# Task to complete
Pull every line with the word "محمد" out of the entries below.

# Records provided
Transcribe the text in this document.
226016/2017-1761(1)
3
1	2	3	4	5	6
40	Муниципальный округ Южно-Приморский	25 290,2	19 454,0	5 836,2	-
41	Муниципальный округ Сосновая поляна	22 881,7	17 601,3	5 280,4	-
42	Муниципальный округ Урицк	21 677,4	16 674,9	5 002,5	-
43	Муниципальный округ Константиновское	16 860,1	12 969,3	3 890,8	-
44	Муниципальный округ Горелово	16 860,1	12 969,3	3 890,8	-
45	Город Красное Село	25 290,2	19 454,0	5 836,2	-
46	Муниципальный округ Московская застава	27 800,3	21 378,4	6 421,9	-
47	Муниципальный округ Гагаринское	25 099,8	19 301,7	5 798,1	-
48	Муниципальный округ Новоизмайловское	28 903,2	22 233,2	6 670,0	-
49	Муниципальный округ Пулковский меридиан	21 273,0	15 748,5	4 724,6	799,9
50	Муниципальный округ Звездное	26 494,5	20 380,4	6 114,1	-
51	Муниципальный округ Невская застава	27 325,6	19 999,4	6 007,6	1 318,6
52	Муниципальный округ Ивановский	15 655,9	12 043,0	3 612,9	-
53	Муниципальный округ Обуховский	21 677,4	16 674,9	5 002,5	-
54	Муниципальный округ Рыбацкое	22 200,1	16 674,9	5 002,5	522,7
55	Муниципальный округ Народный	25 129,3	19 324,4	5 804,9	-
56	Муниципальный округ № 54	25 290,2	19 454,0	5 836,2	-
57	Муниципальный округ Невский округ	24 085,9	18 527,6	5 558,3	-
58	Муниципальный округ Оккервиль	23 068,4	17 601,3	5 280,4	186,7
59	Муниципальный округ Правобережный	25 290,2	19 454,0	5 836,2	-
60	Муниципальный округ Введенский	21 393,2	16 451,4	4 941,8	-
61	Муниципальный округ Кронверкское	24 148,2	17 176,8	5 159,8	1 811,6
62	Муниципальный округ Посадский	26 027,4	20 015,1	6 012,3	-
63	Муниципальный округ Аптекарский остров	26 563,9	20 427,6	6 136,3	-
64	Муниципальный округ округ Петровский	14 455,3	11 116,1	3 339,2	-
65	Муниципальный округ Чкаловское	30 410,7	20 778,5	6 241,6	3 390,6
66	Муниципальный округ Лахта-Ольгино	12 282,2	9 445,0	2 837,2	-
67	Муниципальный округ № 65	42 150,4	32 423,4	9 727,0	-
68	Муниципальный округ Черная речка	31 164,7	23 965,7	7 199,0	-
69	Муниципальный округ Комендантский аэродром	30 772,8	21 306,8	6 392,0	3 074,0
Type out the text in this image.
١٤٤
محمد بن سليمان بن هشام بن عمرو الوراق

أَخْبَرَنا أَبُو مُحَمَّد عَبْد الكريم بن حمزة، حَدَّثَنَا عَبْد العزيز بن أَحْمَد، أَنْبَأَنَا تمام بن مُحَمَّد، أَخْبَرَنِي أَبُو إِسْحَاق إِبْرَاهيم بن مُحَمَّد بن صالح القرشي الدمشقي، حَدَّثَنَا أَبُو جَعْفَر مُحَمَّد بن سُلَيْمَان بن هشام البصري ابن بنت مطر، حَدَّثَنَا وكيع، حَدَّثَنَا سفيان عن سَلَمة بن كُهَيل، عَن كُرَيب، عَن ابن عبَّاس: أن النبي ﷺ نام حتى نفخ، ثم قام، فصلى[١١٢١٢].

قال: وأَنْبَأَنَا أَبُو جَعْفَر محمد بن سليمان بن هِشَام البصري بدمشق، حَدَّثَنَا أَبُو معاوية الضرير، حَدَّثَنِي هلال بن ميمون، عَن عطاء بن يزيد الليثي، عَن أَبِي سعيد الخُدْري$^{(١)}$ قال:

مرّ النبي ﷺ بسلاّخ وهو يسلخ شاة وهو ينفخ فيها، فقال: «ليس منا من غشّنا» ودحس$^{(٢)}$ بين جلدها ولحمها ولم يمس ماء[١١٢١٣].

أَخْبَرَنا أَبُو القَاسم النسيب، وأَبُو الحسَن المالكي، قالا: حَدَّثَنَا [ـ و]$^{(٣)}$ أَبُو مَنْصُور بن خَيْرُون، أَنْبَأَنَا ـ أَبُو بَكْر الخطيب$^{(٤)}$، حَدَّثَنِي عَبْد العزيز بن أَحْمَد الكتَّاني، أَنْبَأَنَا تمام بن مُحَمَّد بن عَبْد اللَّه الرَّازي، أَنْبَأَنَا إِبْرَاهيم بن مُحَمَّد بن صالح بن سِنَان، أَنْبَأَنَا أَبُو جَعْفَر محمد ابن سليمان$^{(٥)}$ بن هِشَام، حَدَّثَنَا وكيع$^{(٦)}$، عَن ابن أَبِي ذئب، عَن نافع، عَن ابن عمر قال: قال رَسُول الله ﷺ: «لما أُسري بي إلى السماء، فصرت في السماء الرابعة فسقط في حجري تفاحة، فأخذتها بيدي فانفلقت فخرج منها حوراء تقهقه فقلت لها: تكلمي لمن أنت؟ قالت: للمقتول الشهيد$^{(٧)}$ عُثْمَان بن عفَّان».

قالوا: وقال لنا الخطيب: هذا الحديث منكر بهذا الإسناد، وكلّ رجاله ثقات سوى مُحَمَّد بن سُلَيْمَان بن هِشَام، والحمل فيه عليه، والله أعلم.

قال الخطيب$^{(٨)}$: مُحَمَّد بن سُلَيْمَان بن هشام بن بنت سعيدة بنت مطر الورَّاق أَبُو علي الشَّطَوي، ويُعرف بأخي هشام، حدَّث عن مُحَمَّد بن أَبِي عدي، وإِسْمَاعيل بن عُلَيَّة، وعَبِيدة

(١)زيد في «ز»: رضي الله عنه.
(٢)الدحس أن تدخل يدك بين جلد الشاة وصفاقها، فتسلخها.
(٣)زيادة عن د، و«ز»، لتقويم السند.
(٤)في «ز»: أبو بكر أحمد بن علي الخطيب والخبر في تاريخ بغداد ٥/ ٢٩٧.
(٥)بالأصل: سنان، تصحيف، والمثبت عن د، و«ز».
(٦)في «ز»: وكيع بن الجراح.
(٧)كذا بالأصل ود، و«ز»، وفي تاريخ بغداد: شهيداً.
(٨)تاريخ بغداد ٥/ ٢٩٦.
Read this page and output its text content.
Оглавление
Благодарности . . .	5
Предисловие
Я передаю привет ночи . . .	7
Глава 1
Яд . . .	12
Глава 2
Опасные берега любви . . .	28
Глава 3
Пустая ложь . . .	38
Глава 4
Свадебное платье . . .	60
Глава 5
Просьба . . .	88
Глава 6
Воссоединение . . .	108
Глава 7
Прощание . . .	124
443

# Response to the exercise
محمد بن سليمان بن هشام بن عمرو الوراق
قال: وأَنْبَأَنَا أَبُو جَعْفَر محمد بن سليمان بن هِشَام البصري بدمشق، حَدَّثَنَا أَبُو معاوية الضرير، حَدَّثَنِي هلال بن ميمون، عَن عطاء بن يزيد الليثي، عَن أَبِي سعيد الخُدْري$^{(١)}$ قال:
أَخْبَرَنا أَبُو القَاسم النسيب، وأَبُو الحسَن المالكي، قالا: حَدَّثَنَا [ـ و]$^{(٣)}$ أَبُو مَنْصُور بن خَيْرُون، أَنْبَأَنَا ـ أَبُو بَكْر الخطيب$^{(٤)}$، حَدَّثَنِي عَبْد العزيز بن أَحْمَد الكتَّاني، أَنْبَأَنَا تمام بن مُحَمَّد بن عَبْد اللَّه الرَّازي، أَنْبَأَنَا إِبْرَاهيم بن مُحَمَّد بن صالح بن سِنَان، أَنْبَأَنَا أَبُو جَعْفَر محمد ابن سليمان$^{(٥)}$ بن هِشَام، حَدَّثَنَا وكيع$^{(٦)}$، عَن ابن أَبِي ذئب، عَن نافع، عَن ابن عمر قال: قال رَسُول الله ﷺ: «لما أُسري بي إلى السماء، فصرت في السماء الرابعة فسقط في حجري تفاحة، فأخذتها بيدي فانفلقت فخرج منها حوراء تقهقه فقلت لها: تكلمي لمن أنت؟ قالت: للمقتول الشهيد$^{(٧)}$ عُثْمَان بن عفَّان».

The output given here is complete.